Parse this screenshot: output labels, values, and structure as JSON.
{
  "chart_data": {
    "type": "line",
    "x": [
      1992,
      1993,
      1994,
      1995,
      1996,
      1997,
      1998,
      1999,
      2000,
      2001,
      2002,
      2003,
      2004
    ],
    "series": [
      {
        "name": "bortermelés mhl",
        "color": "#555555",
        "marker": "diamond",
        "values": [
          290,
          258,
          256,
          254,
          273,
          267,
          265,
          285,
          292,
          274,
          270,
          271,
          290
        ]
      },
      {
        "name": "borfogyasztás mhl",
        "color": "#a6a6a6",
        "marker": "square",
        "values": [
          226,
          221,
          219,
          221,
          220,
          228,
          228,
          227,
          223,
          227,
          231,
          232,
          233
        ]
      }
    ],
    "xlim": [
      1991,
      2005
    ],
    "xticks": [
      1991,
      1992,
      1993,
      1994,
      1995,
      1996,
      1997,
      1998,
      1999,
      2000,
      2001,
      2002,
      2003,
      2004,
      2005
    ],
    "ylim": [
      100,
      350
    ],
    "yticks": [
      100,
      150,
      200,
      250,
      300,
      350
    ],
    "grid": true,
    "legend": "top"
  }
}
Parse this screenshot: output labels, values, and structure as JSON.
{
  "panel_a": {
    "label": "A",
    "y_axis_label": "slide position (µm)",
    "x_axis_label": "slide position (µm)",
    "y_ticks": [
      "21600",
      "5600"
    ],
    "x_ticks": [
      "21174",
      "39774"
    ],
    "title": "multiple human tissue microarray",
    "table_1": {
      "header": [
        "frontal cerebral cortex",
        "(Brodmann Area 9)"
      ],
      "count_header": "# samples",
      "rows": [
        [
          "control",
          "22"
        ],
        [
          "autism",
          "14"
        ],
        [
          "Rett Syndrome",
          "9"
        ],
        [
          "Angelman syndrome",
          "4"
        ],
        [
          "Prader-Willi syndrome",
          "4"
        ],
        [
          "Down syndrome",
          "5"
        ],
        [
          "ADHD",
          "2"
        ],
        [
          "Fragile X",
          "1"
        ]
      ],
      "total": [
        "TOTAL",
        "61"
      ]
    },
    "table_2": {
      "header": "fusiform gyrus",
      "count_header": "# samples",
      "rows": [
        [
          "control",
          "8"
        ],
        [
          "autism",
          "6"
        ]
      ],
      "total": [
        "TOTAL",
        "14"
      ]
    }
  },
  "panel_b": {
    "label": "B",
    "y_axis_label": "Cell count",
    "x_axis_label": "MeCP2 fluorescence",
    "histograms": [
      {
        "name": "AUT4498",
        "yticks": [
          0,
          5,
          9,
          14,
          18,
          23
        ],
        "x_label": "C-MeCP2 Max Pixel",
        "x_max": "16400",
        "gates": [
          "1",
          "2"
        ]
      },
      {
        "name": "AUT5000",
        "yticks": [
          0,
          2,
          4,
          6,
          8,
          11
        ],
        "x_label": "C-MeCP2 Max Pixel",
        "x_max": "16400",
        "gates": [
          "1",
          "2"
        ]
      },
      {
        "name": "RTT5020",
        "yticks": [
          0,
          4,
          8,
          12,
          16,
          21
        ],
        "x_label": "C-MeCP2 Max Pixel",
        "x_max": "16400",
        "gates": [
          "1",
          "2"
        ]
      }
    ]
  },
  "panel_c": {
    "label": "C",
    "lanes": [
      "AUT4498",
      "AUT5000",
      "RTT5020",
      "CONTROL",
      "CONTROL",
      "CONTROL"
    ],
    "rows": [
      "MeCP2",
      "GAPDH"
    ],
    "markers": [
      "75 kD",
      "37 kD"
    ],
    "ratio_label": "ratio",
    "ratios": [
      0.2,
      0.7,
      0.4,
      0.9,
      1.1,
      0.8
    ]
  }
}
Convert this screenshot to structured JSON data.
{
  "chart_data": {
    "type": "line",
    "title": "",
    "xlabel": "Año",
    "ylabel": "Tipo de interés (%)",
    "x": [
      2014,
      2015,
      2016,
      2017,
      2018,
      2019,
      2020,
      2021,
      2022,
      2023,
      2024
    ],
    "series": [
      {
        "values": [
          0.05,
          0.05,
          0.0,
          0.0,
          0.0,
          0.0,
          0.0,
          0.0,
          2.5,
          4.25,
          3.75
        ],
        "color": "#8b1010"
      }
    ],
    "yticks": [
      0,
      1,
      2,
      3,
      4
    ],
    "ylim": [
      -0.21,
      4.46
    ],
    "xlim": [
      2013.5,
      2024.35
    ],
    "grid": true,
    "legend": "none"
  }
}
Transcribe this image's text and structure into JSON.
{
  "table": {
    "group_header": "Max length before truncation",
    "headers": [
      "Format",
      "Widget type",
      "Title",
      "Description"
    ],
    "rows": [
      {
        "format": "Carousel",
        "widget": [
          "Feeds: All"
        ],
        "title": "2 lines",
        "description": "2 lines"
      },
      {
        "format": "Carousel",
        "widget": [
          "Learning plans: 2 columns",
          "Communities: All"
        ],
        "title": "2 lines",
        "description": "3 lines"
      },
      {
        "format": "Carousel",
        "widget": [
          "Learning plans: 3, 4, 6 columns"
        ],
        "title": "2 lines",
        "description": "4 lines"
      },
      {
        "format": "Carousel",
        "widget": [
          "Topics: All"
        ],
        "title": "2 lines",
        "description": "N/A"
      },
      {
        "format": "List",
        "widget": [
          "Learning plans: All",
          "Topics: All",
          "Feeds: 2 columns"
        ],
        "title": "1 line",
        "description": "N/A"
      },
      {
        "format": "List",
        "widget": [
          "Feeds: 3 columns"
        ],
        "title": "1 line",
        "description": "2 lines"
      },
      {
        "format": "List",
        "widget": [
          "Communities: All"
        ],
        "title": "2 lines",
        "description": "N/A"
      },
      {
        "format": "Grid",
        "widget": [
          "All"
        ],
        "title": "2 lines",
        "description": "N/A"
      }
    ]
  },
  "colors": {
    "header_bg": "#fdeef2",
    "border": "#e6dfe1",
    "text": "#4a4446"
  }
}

_WHAT YOU NEED TO DO_
Your answer should be one number: how many lines of the listing include the word "slide".

_ANSWER_
2